◆ **Problem to work on**:
Reproduce the listing verbatim.

◆ **Input material**:
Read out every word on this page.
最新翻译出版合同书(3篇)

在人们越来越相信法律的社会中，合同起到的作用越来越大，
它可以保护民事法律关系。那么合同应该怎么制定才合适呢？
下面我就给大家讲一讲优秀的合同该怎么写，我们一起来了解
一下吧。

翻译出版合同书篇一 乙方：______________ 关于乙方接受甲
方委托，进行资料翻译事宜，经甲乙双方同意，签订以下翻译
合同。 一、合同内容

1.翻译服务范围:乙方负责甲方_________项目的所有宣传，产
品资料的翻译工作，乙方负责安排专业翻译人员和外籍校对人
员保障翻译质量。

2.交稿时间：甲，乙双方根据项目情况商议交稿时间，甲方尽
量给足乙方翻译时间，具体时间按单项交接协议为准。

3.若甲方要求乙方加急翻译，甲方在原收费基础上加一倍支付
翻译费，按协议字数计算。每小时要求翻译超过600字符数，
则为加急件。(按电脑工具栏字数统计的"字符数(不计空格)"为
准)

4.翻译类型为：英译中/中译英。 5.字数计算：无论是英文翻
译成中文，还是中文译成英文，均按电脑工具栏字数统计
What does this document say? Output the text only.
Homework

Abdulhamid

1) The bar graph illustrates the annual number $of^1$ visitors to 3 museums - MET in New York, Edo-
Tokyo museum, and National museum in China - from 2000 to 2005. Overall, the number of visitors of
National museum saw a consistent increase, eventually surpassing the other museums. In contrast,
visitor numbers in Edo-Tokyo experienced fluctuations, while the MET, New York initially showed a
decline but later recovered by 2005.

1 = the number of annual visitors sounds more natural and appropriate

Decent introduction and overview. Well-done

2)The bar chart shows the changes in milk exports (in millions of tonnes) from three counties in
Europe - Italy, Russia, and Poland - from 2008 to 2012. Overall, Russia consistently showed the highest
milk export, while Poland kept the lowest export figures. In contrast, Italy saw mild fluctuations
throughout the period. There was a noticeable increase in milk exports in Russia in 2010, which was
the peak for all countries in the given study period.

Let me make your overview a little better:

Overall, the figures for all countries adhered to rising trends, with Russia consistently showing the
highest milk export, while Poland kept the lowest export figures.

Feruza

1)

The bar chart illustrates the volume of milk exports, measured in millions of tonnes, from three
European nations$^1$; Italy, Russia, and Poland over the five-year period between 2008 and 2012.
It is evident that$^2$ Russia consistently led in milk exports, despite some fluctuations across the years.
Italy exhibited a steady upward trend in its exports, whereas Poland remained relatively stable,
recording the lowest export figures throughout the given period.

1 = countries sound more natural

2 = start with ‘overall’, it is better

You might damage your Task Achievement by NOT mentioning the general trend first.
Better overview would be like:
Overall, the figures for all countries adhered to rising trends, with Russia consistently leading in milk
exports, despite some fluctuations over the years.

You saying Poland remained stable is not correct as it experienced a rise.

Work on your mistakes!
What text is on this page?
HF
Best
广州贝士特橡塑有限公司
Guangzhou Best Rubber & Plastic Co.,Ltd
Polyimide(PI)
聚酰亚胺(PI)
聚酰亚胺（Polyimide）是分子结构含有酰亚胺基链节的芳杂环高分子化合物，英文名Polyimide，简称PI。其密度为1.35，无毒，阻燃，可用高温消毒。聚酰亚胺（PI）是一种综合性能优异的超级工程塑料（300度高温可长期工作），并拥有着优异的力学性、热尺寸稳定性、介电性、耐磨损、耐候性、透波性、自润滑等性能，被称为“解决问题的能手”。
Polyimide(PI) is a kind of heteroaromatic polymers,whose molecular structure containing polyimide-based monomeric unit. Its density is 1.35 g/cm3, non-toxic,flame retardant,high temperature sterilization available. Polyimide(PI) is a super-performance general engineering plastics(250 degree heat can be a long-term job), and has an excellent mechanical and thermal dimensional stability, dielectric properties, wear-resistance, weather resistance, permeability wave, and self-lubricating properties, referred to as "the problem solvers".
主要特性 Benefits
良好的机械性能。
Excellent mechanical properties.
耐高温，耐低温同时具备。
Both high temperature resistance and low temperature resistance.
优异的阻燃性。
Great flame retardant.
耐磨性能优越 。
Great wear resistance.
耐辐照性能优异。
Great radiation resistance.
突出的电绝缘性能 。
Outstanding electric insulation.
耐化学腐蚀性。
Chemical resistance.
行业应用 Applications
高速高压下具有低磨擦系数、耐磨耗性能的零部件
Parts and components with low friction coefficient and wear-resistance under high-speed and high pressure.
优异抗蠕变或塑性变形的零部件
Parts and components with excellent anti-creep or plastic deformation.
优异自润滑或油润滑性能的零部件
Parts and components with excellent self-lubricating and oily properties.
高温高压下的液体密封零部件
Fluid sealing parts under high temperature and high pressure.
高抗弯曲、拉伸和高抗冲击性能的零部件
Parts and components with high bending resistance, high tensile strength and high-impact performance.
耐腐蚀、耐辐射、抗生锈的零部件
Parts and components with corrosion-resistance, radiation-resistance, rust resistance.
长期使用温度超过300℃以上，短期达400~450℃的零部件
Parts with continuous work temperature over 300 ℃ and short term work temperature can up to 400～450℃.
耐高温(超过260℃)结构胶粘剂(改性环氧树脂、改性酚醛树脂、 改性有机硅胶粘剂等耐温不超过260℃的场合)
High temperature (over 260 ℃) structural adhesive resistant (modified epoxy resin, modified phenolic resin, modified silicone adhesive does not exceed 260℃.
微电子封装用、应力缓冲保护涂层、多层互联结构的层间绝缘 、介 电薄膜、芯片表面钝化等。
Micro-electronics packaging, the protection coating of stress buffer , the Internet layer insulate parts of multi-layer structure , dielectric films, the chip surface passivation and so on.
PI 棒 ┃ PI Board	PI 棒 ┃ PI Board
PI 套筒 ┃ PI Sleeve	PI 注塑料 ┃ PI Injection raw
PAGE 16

◆ **Solution below**:
Read out every word on this page.
最新翻译出版合同书(3篇)

在人们越来越相信法律的社会中，合同起到的作用越来越大，
它可以保护民事法律关系。那么合同应该怎么制定才合适呢？
下面我就给大家讲一讲优秀的合同该怎么写，我们一起来了解
一下吧。

翻译出版合同书篇一 乙方：______________ 关于乙方接受甲
方委托，进行资料翻译事宜，经甲乙双方同意，签订以下翻译
合同。 一、合同内容

1.翻译服务范围:乙方负责甲方_________项目的所有宣传，产
品资料的翻译工作，乙方负责安排专业翻译人员和外籍校对人
员保障翻译质量。

2.交稿时间：甲，乙双方根据项目情况商议交稿时间，甲方尽
量给足乙方翻译时间，具体时间按单项交接协议为准。

3.若甲方要求乙方加急翻译，甲方在原收费基础上加一倍支付
翻译费，按协议字数计算。每小时要求翻译超过600字符数，
则为加急件。(按电脑工具栏字数统计的"字符数(不计空格)"为
准)

4.翻译类型为：英译中/中译英。 5.字数计算：无论是英文翻
译成中文，还是中文译成英文，均按电脑工具栏字数统计
What does this document say? Output the text only.
Homework

Abdulhamid

1) The bar graph illustrates the annual number $of^1$ visitors to 3 museums - MET in New York, Edo-
Tokyo museum, and National museum in China - from 2000 to 2005. Overall, the number of visitors of
National museum saw a consistent increase, eventually surpassing the other museums. In contrast,
visitor numbers in Edo-Tokyo experienced fluctuations, while the MET, New York initially showed a
decline but later recovered by 2005.

1 = the number of annual visitors sounds more natural and appropriate

Decent introduction and overview. Well-done

2)The bar chart shows the changes in milk exports (in millions of tonnes) from three counties in
Europe - Italy, Russia, and Poland - from 2008 to 2012. Overall, Russia consistently showed the highest
milk export, while Poland kept the lowest export figures. In contrast, Italy saw mild fluctuations
throughout the period. There was a noticeable increase in milk exports in Russia in 2010, which was
the peak for all countries in the given study period.

Let me make your overview a little better:

Overall, the figures for all countries adhered to rising trends, with Russia consistently showing the
highest milk export, while Poland kept the lowest export figures.

Feruza

1)

The bar chart illustrates the volume of milk exports, measured in millions of tonnes, from three
European nations$^1$; Italy, Russia, and Poland over the five-year period between 2008 and 2012.
It is evident that$^2$ Russia consistently led in milk exports, despite some fluctuations across the years.
Italy exhibited a steady upward trend in its exports, whereas Poland remained relatively stable,
recording the lowest export figures throughout the given period.

1 = countries sound more natural

2 = start with ‘overall’, it is better

You might damage your Task Achievement by NOT mentioning the general trend first.
Better overview would be like:
Overall, the figures for all countries adhered to rising trends, with Russia consistently leading in milk
exports, despite some fluctuations over the years.

You saying Poland remained stable is not correct as it experienced a rise.

Work on your mistakes!
What text is on this page?
HF
Best
广州贝士特橡塑有限公司
Guangzhou Best Rubber & Plastic Co.,Ltd
Polyimide(PI)
聚酰亚胺(PI)
聚酰亚胺（Polyimide）是分子结构含有酰亚胺基链节的芳杂环高分子化合物，英文名Polyimide，简称PI。其密度为1.35，无毒，阻燃，可用高温消毒。聚酰亚胺（PI）是一种综合性能优异的超级工程塑料（300度高温可长期工作），并拥有着优异的力学性、热尺寸稳定性、介电性、耐磨损、耐候性、透波性、自润滑等性能，被称为“解决问题的能手”。
Polyimide(PI) is a kind of heteroaromatic polymers,whose molecular structure containing polyimide-based monomeric unit. Its density is 1.35 g/cm3, non-toxic,flame retardant,high temperature sterilization available. Polyimide(PI) is a super-performance general engineering plastics(250 degree heat can be a long-term job), and has an excellent mechanical and thermal dimensional stability, dielectric properties, wear-resistance, weather resistance, permeability wave, and self-lubricating properties, referred to as "the problem solvers".
主要特性 Benefits
良好的机械性能。
Excellent mechanical properties.
耐高温，耐低温同时具备。
Both high temperature resistance and low temperature resistance.
优异的阻燃性。
Great flame retardant.
耐磨性能优越 。
Great wear resistance.
耐辐照性能优异。
Great radiation resistance.
突出的电绝缘性能 。
Outstanding electric insulation.
耐化学腐蚀性。
Chemical resistance.
行业应用 Applications
高速高压下具有低磨擦系数、耐磨耗性能的零部件
Parts and components with low friction coefficient and wear-resistance under high-speed and high pressure.
优异抗蠕变或塑性变形的零部件
Parts and components with excellent anti-creep or plastic deformation.
优异自润滑或油润滑性能的零部件
Parts and components with excellent self-lubricating and oily properties.
高温高压下的液体密封零部件
Fluid sealing parts under high temperature and high pressure.
高抗弯曲、拉伸和高抗冲击性能的零部件
Parts and components with high bending resistance, high tensile strength and high-impact performance.
耐腐蚀、耐辐射、抗生锈的零部件
Parts and components with corrosion-resistance, radiation-resistance, rust resistance.
长期使用温度超过300℃以上，短期达400~450℃的零部件
Parts with continuous work temperature over 300 ℃ and short term work temperature can up to 400～450℃.
耐高温(超过260℃)结构胶粘剂(改性环氧树脂、改性酚醛树脂、 改性有机硅胶粘剂等耐温不超过260℃的场合)
High temperature (over 260 ℃) structural adhesive resistant (modified epoxy resin, modified phenolic resin, modified silicone adhesive does not exceed 260℃.
微电子封装用、应力缓冲保护涂层、多层互联结构的层间绝缘 、介 电薄膜、芯片表面钝化等。
Micro-electronics packaging, the protection coating of stress buffer , the Internet layer insulate parts of multi-layer structure , dielectric films, the chip surface passivation and so on.
PI 棒 ┃ PI Board	PI 棒 ┃ PI Board
PI 套筒 ┃ PI Sleeve	PI 注塑料 ┃ PI Injection raw
PAGE 16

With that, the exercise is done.